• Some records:
--*--

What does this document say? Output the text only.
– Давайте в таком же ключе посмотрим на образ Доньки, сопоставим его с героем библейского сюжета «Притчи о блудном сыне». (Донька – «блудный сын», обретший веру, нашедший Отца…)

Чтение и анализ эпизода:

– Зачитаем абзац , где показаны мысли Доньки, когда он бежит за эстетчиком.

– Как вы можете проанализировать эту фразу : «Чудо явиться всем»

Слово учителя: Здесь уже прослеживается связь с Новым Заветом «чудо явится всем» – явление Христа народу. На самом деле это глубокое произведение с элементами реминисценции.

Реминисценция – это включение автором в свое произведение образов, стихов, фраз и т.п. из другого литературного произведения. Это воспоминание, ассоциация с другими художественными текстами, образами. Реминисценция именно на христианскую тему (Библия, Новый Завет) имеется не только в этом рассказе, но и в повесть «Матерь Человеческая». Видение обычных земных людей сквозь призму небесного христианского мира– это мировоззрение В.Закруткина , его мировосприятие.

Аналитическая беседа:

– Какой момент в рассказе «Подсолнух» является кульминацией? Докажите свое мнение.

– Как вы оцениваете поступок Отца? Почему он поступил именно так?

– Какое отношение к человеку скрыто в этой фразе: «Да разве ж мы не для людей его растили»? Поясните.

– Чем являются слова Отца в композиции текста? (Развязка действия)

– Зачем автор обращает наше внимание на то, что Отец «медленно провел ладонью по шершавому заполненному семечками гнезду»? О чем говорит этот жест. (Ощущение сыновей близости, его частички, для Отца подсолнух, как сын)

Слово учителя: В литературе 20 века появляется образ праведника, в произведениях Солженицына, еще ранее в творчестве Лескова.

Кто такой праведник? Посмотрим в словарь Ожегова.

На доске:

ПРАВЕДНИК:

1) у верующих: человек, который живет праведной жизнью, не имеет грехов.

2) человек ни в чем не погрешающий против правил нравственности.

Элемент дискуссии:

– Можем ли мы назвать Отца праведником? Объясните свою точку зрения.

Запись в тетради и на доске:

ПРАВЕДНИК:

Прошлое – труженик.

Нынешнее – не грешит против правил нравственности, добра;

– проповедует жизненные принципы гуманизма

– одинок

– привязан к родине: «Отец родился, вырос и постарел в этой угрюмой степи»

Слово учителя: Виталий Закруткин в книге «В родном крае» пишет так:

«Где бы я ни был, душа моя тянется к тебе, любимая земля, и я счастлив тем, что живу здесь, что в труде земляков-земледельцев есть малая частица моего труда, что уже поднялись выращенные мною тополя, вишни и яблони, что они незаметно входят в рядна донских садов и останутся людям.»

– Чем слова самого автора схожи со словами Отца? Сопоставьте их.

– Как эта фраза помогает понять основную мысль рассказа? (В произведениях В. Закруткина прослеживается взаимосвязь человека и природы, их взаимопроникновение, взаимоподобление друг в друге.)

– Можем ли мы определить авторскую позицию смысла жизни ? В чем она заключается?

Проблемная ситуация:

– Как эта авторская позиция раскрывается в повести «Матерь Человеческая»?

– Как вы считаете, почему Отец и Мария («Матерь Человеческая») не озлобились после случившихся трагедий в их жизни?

--*--

• WORK TO BE COMPLETED:
Copy out each record from above, exactly.

• TASK ANSWER:
What does this document say? Output the text only.
– Давайте в таком же ключе посмотрим на образ Доньки, сопоставим его с героем библейского сюжета «Притчи о блудном сыне». (Донька – «блудный сын», обретший веру, нашедший Отца…)

Чтение и анализ эпизода:

– Зачитаем абзац , где показаны мысли Доньки, когда он бежит за эстетчиком.

– Как вы можете проанализировать эту фразу : «Чудо явиться всем»

Слово учителя: Здесь уже прослеживается связь с Новым Заветом «чудо явится всем» – явление Христа народу. На самом деле это глубокое произведение с элементами реминисценции.

Реминисценция – это включение автором в свое произведение образов, стихов, фраз и т.п. из другого литературного произведения. Это воспоминание, ассоциация с другими художественными текстами, образами. Реминисценция именно на христианскую тему (Библия, Новый Завет) имеется не только в этом рассказе, но и в повесть «Матерь Человеческая». Видение обычных земных людей сквозь призму небесного христианского мира– это мировоззрение В.Закруткина , его мировосприятие.

Аналитическая беседа:

– Какой момент в рассказе «Подсолнух» является кульминацией? Докажите свое мнение.

– Как вы оцениваете поступок Отца? Почему он поступил именно так?

– Какое отношение к человеку скрыто в этой фразе: «Да разве ж мы не для людей его растили»? Поясните.

– Чем являются слова Отца в композиции текста? (Развязка действия)

– Зачем автор обращает наше внимание на то, что Отец «медленно провел ладонью по шершавому заполненному семечками гнезду»? О чем говорит этот жест. (Ощущение сыновей близости, его частички, для Отца подсолнух, как сын)

Слово учителя: В литературе 20 века появляется образ праведника, в произведениях Солженицына, еще ранее в творчестве Лескова.

Кто такой праведник? Посмотрим в словарь Ожегова.

На доске:

ПРАВЕДНИК:

1) у верующих: человек, который живет праведной жизнью, не имеет грехов.

2) человек ни в чем не погрешающий против правил нравственности.

Элемент дискуссии:

– Можем ли мы назвать Отца праведником? Объясните свою точку зрения.

Запись в тетради и на доске:

ПРАВЕДНИК:

Прошлое – труженик.

Нынешнее – не грешит против правил нравственности, добра;

– проповедует жизненные принципы гуманизма

– одинок

– привязан к родине: «Отец родился, вырос и постарел в этой угрюмой степи»

Слово учителя: Виталий Закруткин в книге «В родном крае» пишет так:

«Где бы я ни был, душа моя тянется к тебе, любимая земля, и я счастлив тем, что живу здесь, что в труде земляков-земледельцев есть малая частица моего труда, что уже поднялись выращенные мною тополя, вишни и яблони, что они незаметно входят в рядна донских садов и останутся людям.»

– Чем слова самого автора схожи со словами Отца? Сопоставьте их.

– Как эта фраза помогает понять основную мысль рассказа? (В произведениях В. Закруткина прослеживается взаимосвязь человека и природы, их взаимопроникновение, взаимоподобление друг в друге.)

– Можем ли мы определить авторскую позицию смысла жизни ? В чем она заключается?

Проблемная ситуация:

– Как эта авторская позиция раскрывается в повести «Матерь Человеческая»?

– Как вы считаете, почему Отец и Мария («Матерь Человеческая») не озлобились после случившихся трагедий в их жизни?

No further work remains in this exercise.